--- begin SUPPLIED INFORMATION ---

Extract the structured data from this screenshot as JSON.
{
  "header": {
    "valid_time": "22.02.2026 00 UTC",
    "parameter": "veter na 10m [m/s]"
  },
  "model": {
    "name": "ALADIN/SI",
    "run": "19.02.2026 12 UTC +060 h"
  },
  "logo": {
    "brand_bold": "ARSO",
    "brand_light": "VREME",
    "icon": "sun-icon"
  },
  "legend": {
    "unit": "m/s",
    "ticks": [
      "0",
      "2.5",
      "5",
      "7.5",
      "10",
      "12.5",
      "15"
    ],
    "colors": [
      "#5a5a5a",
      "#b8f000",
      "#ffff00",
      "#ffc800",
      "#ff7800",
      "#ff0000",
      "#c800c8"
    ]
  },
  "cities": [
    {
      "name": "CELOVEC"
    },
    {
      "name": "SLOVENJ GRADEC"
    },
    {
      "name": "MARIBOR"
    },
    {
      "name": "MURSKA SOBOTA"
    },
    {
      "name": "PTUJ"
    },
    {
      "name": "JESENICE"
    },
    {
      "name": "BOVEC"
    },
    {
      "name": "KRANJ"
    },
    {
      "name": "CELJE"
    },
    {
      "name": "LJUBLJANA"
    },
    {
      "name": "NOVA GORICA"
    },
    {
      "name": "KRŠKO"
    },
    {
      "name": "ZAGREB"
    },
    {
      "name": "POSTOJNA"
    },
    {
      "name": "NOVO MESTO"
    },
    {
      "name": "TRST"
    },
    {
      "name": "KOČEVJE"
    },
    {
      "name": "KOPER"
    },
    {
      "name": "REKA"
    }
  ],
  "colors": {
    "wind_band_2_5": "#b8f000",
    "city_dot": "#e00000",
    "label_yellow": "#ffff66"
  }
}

--- end SUPPLIED INFORMATION ---

> _INSTRUCTIONS TO FOLLOW_:
Each line must be given again exactly as written above.

> _REPLY_:
Extract the structured data from this screenshot as JSON.
{
  "header": {
    "valid_time": "22.02.2026 00 UTC",
    "parameter": "veter na 10m [m/s]"
  },
  "model": {
    "name": "ALADIN/SI",
    "run": "19.02.2026 12 UTC +060 h"
  },
  "logo": {
    "brand_bold": "ARSO",
    "brand_light": "VREME",
    "icon": "sun-icon"
  },
  "legend": {
    "unit": "m/s",
    "ticks": [
      "0",
      "2.5",
      "5",
      "7.5",
      "10",
      "12.5",
      "15"
    ],
    "colors": [
      "#5a5a5a",
      "#b8f000",
      "#ffff00",
      "#ffc800",
      "#ff7800",
      "#ff0000",
      "#c800c8"
    ]
  },
  "cities": [
    {
      "name": "CELOVEC"
    },
    {
      "name": "SLOVENJ GRADEC"
    },
    {
      "name": "MARIBOR"
    },
    {
      "name": "MURSKA SOBOTA"
    },
    {
      "name": "PTUJ"
    },
    {
      "name": "JESENICE"
    },
    {
      "name": "BOVEC"
    },
    {
      "name": "KRANJ"
    },
    {
      "name": "CELJE"
    },
    {
      "name": "LJUBLJANA"
    },
    {
      "name": "NOVA GORICA"
    },
    {
      "name": "KRŠKO"
    },
    {
      "name": "ZAGREB"
    },
    {
      "name": "POSTOJNA"
    },
    {
      "name": "NOVO MESTO"
    },
    {
      "name": "TRST"
    },
    {
      "name": "KOČEVJE"
    },
    {
      "name": "KOPER"
    },
    {
      "name": "REKA"
    }
  ],
  "colors": {
    "wind_band_2_5": "#b8f000",
    "city_dot": "#e00000",
    "label_yellow": "#ffff66"
  }
}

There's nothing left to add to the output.